# Dataset records:
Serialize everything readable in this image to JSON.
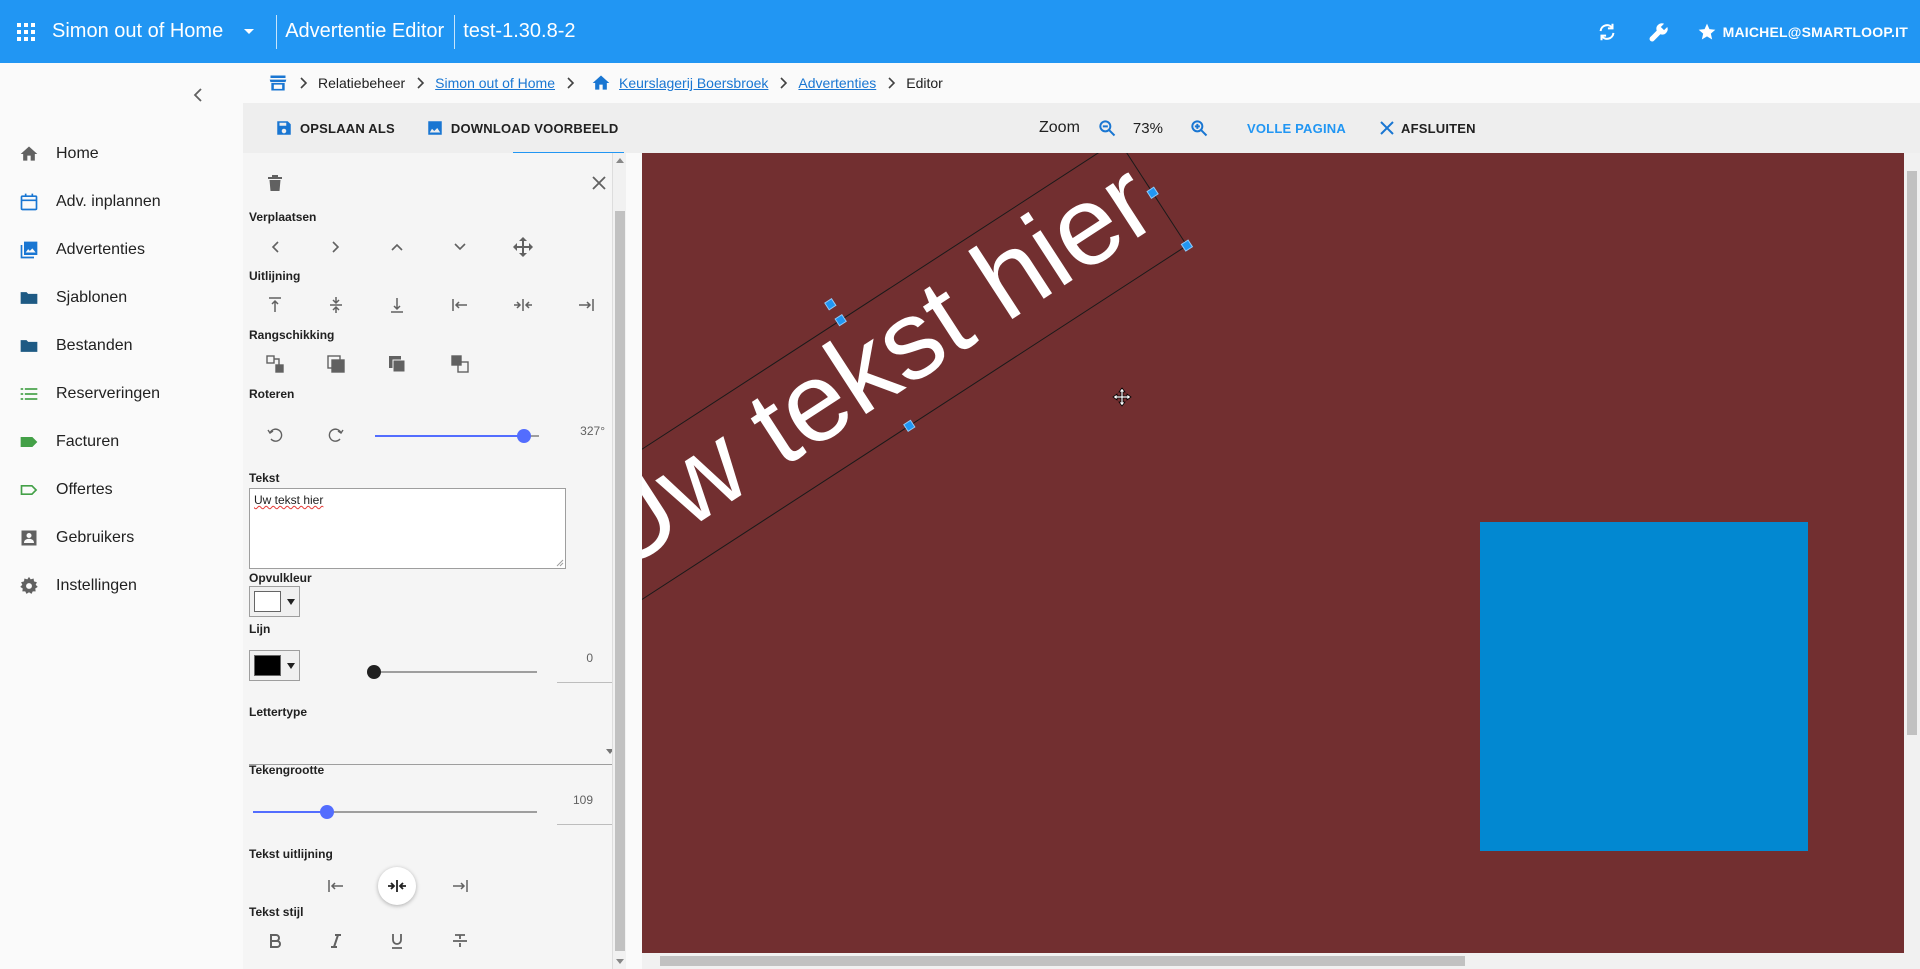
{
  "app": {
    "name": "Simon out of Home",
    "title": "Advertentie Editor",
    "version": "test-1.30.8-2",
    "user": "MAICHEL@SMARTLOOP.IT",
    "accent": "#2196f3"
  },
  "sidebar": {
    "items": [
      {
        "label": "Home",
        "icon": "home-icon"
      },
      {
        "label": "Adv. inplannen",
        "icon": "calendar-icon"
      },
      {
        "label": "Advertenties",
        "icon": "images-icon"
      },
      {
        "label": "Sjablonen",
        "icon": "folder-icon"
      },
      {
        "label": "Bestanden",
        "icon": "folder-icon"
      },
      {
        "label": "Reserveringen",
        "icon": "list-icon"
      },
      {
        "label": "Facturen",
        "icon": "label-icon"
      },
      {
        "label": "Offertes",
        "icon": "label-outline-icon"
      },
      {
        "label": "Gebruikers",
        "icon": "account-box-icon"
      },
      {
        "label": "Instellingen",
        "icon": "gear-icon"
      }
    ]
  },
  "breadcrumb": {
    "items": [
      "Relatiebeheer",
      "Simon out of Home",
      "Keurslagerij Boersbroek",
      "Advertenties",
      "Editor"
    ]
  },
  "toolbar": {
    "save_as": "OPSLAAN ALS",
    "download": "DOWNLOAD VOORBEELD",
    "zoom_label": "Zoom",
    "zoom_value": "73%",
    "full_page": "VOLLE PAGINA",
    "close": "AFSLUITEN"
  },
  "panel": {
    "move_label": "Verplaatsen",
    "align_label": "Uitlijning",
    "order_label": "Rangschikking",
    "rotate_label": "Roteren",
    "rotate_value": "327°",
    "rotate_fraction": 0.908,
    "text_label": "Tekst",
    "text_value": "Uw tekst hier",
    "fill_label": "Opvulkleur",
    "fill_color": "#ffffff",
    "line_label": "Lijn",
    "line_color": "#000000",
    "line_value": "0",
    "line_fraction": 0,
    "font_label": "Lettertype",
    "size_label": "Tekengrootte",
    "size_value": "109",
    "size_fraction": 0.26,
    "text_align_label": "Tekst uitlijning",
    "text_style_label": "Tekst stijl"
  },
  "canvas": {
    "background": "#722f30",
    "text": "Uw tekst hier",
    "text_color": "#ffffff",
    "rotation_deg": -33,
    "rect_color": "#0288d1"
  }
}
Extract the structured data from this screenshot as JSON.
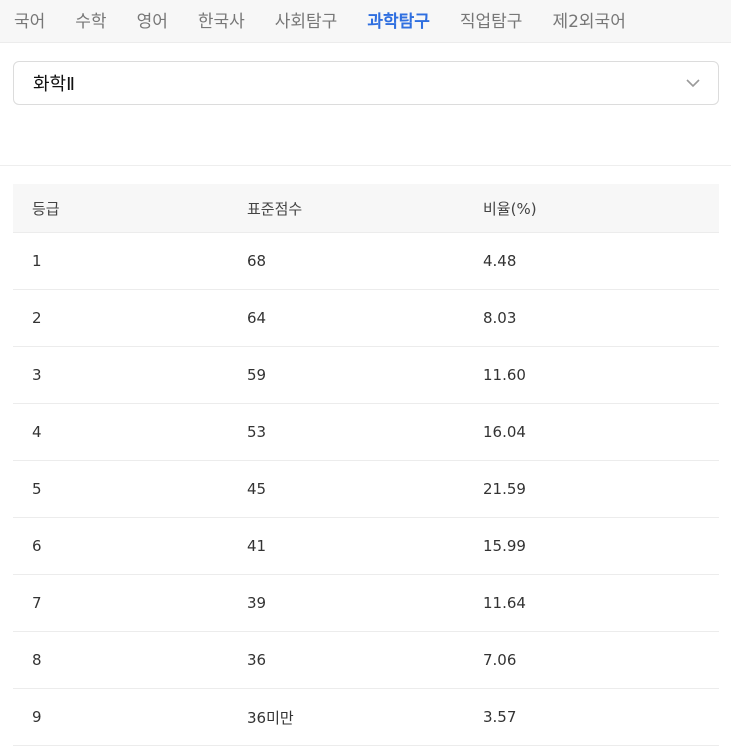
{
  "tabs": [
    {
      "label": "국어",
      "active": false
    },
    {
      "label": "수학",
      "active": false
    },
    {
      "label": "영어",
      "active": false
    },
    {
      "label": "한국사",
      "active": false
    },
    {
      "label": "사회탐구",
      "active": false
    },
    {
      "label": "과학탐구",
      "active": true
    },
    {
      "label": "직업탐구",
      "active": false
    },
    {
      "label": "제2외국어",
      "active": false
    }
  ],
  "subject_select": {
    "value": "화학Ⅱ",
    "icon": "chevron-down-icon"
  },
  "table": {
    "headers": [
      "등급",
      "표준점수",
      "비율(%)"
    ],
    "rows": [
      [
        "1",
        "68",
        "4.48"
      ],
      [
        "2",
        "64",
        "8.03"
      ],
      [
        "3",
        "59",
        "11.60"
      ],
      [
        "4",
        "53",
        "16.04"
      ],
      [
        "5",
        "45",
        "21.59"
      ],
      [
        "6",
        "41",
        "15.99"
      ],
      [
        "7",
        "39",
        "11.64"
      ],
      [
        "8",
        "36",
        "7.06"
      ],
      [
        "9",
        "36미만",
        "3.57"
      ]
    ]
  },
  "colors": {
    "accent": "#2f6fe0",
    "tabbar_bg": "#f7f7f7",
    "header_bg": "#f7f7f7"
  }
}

# Stated exercise:
Leave the pictures out, and transcribe each of the records exactly.

# Correct output:
Serialize everything readable in this image to JSON.
{
  "app": {
    "name": "Simon out of Home",
    "title": "Advertentie Editor",
    "version": "test-1.30.8-2",
    "user": "MAICHEL@SMARTLOOP.IT",
    "accent": "#2196f3"
  },
  "sidebar": {
    "items": [
      {
        "label": "Home",
        "icon": "home-icon"
      },
      {
        "label": "Adv. inplannen",
        "icon": "calendar-icon"
      },
      {
        "label": "Advertenties",
        "icon": "images-icon"
      },
      {
        "label": "Sjablonen",
        "icon": "folder-icon"
      },
      {
        "label": "Bestanden",
        "icon": "folder-icon"
      },
      {
        "label": "Reserveringen",
        "icon": "list-icon"
      },
      {
        "label": "Facturen",
        "icon": "label-icon"
      },
      {
        "label": "Offertes",
        "icon": "label-outline-icon"
      },
      {
        "label": "Gebruikers",
        "icon": "account-box-icon"
      },
      {
        "label": "Instellingen",
        "icon": "gear-icon"
      }
    ]
  },
  "breadcrumb": {
    "items": [
      "Relatiebeheer",
      "Simon out of Home",
      "Keurslagerij Boersbroek",
      "Advertenties",
      "Editor"
    ]
  },
  "toolbar": {
    "save_as": "OPSLAAN ALS",
    "download": "DOWNLOAD VOORBEELD",
    "zoom_label": "Zoom",
    "zoom_value": "73%",
    "full_page": "VOLLE PAGINA",
    "close": "AFSLUITEN"
  },
  "panel": {
    "move_label": "Verplaatsen",
    "align_label": "Uitlijning",
    "order_label": "Rangschikking",
    "rotate_label": "Roteren",
    "rotate_value": "327°",
    "rotate_fraction": 0.908,
    "text_label": "Tekst",
    "text_value": "Uw tekst hier",
    "fill_label": "Opvulkleur",
    "fill_color": "#ffffff",
    "line_label": "Lijn",
    "line_color": "#000000",
    "line_value": "0",
    "line_fraction": 0,
    "font_label": "Lettertype",
    "size_label": "Tekengrootte",
    "size_value": "109",
    "size_fraction": 0.26,
    "text_align_label": "Tekst uitlijning",
    "text_style_label": "Tekst stijl"
  },
  "canvas": {
    "background": "#722f30",
    "text": "Uw tekst hier",
    "text_color": "#ffffff",
    "rotation_deg": -33,
    "rect_color": "#0288d1"
  }
}
Extract the structured data from this screenshot as JSON.
{
  "tabs": [
    {
      "label": "국어",
      "active": false
    },
    {
      "label": "수학",
      "active": false
    },
    {
      "label": "영어",
      "active": false
    },
    {
      "label": "한국사",
      "active": false
    },
    {
      "label": "사회탐구",
      "active": false
    },
    {
      "label": "과학탐구",
      "active": true
    },
    {
      "label": "직업탐구",
      "active": false
    },
    {
      "label": "제2외국어",
      "active": false
    }
  ],
  "subject_select": {
    "value": "화학Ⅱ",
    "icon": "chevron-down-icon"
  },
  "table": {
    "headers": [
      "등급",
      "표준점수",
      "비율(%)"
    ],
    "rows": [
      [
        "1",
        "68",
        "4.48"
      ],
      [
        "2",
        "64",
        "8.03"
      ],
      [
        "3",
        "59",
        "11.60"
      ],
      [
        "4",
        "53",
        "16.04"
      ],
      [
        "5",
        "45",
        "21.59"
      ],
      [
        "6",
        "41",
        "15.99"
      ],
      [
        "7",
        "39",
        "11.64"
      ],
      [
        "8",
        "36",
        "7.06"
      ],
      [
        "9",
        "36미만",
        "3.57"
      ]
    ]
  },
  "colors": {
    "accent": "#2f6fe0",
    "tabbar_bg": "#f7f7f7",
    "header_bg": "#f7f7f7"
  }
}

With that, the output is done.